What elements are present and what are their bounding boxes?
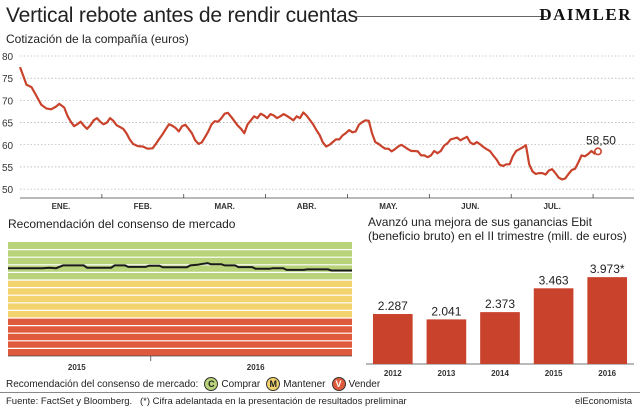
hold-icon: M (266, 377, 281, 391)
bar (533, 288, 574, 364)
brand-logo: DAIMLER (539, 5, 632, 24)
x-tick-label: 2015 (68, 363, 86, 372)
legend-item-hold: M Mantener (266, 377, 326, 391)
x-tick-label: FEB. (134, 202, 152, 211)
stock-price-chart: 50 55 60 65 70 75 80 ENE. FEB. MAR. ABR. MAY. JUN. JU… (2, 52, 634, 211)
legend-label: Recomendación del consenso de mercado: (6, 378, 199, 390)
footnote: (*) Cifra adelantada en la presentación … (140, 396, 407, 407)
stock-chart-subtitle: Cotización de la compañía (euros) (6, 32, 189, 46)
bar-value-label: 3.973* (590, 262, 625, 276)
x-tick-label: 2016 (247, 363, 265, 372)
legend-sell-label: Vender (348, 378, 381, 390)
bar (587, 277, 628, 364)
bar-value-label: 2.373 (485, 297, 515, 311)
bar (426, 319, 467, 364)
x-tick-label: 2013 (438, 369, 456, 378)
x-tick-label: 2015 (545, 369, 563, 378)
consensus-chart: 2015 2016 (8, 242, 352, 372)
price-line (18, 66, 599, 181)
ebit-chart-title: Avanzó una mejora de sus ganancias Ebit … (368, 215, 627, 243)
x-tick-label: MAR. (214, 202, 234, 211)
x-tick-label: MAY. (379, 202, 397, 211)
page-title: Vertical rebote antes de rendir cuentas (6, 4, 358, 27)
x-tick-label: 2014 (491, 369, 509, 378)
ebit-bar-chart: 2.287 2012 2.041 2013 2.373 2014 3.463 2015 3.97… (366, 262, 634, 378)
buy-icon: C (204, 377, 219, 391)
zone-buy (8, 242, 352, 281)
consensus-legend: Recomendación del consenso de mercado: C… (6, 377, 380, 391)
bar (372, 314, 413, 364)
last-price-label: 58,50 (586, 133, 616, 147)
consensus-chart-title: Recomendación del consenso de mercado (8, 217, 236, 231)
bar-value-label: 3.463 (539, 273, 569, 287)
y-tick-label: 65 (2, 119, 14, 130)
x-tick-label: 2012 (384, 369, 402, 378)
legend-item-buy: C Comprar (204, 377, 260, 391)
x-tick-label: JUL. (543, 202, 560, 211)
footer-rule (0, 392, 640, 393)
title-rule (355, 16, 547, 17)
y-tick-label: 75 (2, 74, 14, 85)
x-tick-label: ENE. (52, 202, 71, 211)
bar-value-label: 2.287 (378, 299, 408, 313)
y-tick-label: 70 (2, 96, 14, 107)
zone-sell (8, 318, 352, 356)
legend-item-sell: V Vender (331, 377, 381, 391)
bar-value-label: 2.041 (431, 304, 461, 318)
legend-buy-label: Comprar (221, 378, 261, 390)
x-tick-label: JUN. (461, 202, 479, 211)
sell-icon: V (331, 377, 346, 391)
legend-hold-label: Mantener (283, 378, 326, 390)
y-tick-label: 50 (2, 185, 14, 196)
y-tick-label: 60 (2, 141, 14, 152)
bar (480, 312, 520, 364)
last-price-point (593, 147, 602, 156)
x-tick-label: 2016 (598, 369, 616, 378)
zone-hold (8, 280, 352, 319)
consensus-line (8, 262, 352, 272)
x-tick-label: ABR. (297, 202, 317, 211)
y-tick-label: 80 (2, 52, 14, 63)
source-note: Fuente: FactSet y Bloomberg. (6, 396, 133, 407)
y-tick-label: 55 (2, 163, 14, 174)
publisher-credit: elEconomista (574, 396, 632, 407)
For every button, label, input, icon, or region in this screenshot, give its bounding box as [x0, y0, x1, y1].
************
요구 사항 |
위 기록에서 "hold-icon: M (266, 377, 281, 391)" 항목이 있는 줄에서 시작해 "x-tick-label: FEB. (134, 202, 152, 211)" 항목이 있는 줄에서 끝나는 부분을 한 글자도 바꾸지 말고 옮겨 적으세요. 처음과 끝 줄도 포함합니다.

전체 답안 |
hold-icon: M (266, 377, 281, 391)
bar (533, 288, 574, 364)
brand-logo: DAIMLER (539, 5, 632, 24)
x-tick-label: 2015 (68, 363, 86, 372)
legend-item-hold: M Mantener (266, 377, 326, 391)
x-tick-label: FEB. (134, 202, 152, 211)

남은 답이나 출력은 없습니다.